** START OF Data shown **

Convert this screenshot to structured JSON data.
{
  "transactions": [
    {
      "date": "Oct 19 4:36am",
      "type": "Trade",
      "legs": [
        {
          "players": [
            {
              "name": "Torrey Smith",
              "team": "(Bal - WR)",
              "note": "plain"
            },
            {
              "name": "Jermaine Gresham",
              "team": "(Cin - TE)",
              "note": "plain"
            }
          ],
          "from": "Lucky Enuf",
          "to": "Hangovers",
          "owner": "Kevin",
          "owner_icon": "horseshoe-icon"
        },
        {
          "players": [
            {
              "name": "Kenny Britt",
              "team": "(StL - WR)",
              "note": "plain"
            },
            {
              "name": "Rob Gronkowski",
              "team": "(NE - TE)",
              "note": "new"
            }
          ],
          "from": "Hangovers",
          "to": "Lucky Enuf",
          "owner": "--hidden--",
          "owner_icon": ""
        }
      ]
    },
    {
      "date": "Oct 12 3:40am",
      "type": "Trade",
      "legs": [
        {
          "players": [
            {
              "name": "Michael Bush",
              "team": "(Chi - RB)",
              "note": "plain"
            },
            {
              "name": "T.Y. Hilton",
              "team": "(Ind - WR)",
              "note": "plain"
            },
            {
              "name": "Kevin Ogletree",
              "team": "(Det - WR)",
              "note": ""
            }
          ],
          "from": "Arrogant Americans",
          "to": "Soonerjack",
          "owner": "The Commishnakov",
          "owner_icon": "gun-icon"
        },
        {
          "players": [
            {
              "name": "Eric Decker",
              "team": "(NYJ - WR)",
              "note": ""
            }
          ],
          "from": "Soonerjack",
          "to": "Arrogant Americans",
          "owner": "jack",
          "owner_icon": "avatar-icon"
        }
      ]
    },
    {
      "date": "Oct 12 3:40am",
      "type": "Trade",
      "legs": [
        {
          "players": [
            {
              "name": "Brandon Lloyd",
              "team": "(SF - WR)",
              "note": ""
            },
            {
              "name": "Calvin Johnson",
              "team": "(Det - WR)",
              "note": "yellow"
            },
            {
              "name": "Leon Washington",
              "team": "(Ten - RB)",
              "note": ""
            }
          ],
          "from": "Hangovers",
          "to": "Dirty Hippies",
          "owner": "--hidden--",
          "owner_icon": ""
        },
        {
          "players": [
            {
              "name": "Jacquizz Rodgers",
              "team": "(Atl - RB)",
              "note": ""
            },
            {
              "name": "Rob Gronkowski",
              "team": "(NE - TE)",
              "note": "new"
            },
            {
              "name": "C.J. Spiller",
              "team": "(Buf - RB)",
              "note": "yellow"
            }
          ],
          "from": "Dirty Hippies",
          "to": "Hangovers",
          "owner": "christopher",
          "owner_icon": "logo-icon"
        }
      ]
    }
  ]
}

** END OF Data shown **

Copy out all lines that carry the word "Hippies".

          "to": "Dirty Hippies",
          "from": "Dirty Hippies",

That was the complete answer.